**Source records:**
---------------

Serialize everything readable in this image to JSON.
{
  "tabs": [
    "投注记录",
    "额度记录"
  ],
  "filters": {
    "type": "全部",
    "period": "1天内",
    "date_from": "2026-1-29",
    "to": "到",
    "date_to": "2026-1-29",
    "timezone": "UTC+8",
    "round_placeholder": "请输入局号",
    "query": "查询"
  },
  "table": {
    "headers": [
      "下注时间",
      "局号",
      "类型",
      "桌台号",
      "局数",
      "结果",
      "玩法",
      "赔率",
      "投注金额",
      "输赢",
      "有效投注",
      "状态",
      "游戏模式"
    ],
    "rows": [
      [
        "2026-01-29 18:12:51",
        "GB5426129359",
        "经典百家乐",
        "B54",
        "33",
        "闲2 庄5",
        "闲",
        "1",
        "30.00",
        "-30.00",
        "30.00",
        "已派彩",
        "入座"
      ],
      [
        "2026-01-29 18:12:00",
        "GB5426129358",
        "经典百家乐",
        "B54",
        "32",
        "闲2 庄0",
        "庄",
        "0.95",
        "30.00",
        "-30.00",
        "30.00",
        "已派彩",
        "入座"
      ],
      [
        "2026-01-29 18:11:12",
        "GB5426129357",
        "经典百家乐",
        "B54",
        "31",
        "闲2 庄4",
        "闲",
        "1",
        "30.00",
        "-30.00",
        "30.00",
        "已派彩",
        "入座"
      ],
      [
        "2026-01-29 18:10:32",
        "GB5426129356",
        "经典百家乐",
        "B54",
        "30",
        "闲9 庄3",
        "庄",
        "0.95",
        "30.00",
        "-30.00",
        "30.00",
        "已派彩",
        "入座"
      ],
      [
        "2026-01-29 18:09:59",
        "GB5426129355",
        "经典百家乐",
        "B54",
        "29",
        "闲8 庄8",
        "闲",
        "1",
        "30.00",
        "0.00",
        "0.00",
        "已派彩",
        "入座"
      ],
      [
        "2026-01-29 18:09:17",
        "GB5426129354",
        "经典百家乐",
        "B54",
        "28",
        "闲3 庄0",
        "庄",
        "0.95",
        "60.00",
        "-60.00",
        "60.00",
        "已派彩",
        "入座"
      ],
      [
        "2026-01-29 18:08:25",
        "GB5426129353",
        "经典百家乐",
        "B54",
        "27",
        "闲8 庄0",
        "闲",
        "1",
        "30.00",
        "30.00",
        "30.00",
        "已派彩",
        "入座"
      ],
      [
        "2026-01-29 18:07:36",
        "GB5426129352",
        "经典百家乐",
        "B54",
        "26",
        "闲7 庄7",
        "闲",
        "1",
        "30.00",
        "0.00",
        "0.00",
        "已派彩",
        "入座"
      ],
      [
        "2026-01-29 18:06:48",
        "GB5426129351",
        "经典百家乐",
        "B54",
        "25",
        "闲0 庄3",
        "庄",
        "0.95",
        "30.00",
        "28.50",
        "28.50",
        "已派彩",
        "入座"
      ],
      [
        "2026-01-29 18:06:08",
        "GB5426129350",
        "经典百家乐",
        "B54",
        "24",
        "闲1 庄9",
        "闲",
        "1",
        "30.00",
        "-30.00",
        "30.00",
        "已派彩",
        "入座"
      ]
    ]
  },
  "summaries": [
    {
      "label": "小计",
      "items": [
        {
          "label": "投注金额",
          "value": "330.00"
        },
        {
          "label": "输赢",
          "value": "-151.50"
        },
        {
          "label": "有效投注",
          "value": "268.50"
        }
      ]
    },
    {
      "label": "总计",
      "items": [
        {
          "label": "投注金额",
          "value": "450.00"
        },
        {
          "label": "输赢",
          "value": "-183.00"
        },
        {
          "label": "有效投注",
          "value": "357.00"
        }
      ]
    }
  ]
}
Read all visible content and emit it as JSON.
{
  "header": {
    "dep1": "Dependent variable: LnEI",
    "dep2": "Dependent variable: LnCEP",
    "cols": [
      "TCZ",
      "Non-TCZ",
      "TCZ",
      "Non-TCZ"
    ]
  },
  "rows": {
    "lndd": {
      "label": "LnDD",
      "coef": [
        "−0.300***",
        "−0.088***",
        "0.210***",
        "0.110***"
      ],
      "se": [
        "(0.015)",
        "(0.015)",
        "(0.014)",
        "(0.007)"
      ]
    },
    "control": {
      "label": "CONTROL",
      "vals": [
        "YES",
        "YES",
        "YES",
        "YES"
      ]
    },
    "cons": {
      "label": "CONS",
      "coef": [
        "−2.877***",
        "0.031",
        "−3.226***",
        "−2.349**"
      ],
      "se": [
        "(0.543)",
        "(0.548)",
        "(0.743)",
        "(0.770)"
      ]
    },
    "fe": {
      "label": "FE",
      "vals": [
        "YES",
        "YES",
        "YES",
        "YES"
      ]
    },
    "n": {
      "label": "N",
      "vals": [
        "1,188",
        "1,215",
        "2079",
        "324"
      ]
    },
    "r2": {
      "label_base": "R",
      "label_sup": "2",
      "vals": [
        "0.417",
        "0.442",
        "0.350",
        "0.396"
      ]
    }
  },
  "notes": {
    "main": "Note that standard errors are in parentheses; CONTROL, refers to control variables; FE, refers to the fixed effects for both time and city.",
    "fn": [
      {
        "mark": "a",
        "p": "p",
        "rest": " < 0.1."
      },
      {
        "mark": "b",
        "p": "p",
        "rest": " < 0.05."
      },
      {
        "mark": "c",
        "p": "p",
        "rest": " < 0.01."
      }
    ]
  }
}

---------------

**Your task:** Quote every line of the data, word for word.

**Answer to the task:**
Serialize everything readable in this image to JSON.
{
  "tabs": [
    "投注记录",
    "额度记录"
  ],
  "filters": {
    "type": "全部",
    "period": "1天内",
    "date_from": "2026-1-29",
    "to": "到",
    "date_to": "2026-1-29",
    "timezone": "UTC+8",
    "round_placeholder": "请输入局号",
    "query": "查询"
  },
  "table": {
    "headers": [
      "下注时间",
      "局号",
      "类型",
      "桌台号",
      "局数",
      "结果",
      "玩法",
      "赔率",
      "投注金额",
      "输赢",
      "有效投注",
      "状态",
      "游戏模式"
    ],
    "rows": [
      [
        "2026-01-29 18:12:51",
        "GB5426129359",
        "经典百家乐",
        "B54",
        "33",
        "闲2 庄5",
        "闲",
        "1",
        "30.00",
        "-30.00",
        "30.00",
        "已派彩",
        "入座"
      ],
      [
        "2026-01-29 18:12:00",
        "GB5426129358",
        "经典百家乐",
        "B54",
        "32",
        "闲2 庄0",
        "庄",
        "0.95",
        "30.00",
        "-30.00",
        "30.00",
        "已派彩",
        "入座"
      ],
      [
        "2026-01-29 18:11:12",
        "GB5426129357",
        "经典百家乐",
        "B54",
        "31",
        "闲2 庄4",
        "闲",
        "1",
        "30.00",
        "-30.00",
        "30.00",
        "已派彩",
        "入座"
      ],
      [
        "2026-01-29 18:10:32",
        "GB5426129356",
        "经典百家乐",
        "B54",
        "30",
        "闲9 庄3",
        "庄",
        "0.95",
        "30.00",
        "-30.00",
        "30.00",
        "已派彩",
        "入座"
      ],
      [
        "2026-01-29 18:09:59",
        "GB5426129355",
        "经典百家乐",
        "B54",
        "29",
        "闲8 庄8",
        "闲",
        "1",
        "30.00",
        "0.00",
        "0.00",
        "已派彩",
        "入座"
      ],
      [
        "2026-01-29 18:09:17",
        "GB5426129354",
        "经典百家乐",
        "B54",
        "28",
        "闲3 庄0",
        "庄",
        "0.95",
        "60.00",
        "-60.00",
        "60.00",
        "已派彩",
        "入座"
      ],
      [
        "2026-01-29 18:08:25",
        "GB5426129353",
        "经典百家乐",
        "B54",
        "27",
        "闲8 庄0",
        "闲",
        "1",
        "30.00",
        "30.00",
        "30.00",
        "已派彩",
        "入座"
      ],
      [
        "2026-01-29 18:07:36",
        "GB5426129352",
        "经典百家乐",
        "B54",
        "26",
        "闲7 庄7",
        "闲",
        "1",
        "30.00",
        "0.00",
        "0.00",
        "已派彩",
        "入座"
      ],
      [
        "2026-01-29 18:06:48",
        "GB5426129351",
        "经典百家乐",
        "B54",
        "25",
        "闲0 庄3",
        "庄",
        "0.95",
        "30.00",
        "28.50",
        "28.50",
        "已派彩",
        "入座"
      ],
      [
        "2026-01-29 18:06:08",
        "GB5426129350",
        "经典百家乐",
        "B54",
        "24",
        "闲1 庄9",
        "闲",
        "1",
        "30.00",
        "-30.00",
        "30.00",
        "已派彩",
        "入座"
      ]
    ]
  },
  "summaries": [
    {
      "label": "小计",
      "items": [
        {
          "label": "投注金额",
          "value": "330.00"
        },
        {
          "label": "输赢",
          "value": "-151.50"
        },
        {
          "label": "有效投注",
          "value": "268.50"
        }
      ]
    },
    {
      "label": "总计",
      "items": [
        {
          "label": "投注金额",
          "value": "450.00"
        },
        {
          "label": "输赢",
          "value": "-183.00"
        },
        {
          "label": "有效投注",
          "value": "357.00"
        }
      ]
    }
  ]
}
Read all visible content and emit it as JSON.
{
  "header": {
    "dep1": "Dependent variable: LnEI",
    "dep2": "Dependent variable: LnCEP",
    "cols": [
      "TCZ",
      "Non-TCZ",
      "TCZ",
      "Non-TCZ"
    ]
  },
  "rows": {
    "lndd": {
      "label": "LnDD",
      "coef": [
        "−0.300***",
        "−0.088***",
        "0.210***",
        "0.110***"
      ],
      "se": [
        "(0.015)",
        "(0.015)",
        "(0.014)",
        "(0.007)"
      ]
    },
    "control": {
      "label": "CONTROL",
      "vals": [
        "YES",
        "YES",
        "YES",
        "YES"
      ]
    },
    "cons": {
      "label": "CONS",
      "coef": [
        "−2.877***",
        "0.031",
        "−3.226***",
        "−2.349**"
      ],
      "se": [
        "(0.543)",
        "(0.548)",
        "(0.743)",
        "(0.770)"
      ]
    },
    "fe": {
      "label": "FE",
      "vals": [
        "YES",
        "YES",
        "YES",
        "YES"
      ]
    },
    "n": {
      "label": "N",
      "vals": [
        "1,188",
        "1,215",
        "2079",
        "324"
      ]
    },
    "r2": {
      "label_base": "R",
      "label_sup": "2",
      "vals": [
        "0.417",
        "0.442",
        "0.350",
        "0.396"
      ]
    }
  },
  "notes": {
    "main": "Note that standard errors are in parentheses; CONTROL, refers to control variables; FE, refers to the fixed effects for both time and city.",
    "fn": [
      {
        "mark": "a",
        "p": "p",
        "rest": " < 0.1."
      },
      {
        "mark": "b",
        "p": "p",
        "rest": " < 0.05."
      },
      {
        "mark": "c",
        "p": "p",
        "rest": " < 0.01."
      }
    ]
  }
}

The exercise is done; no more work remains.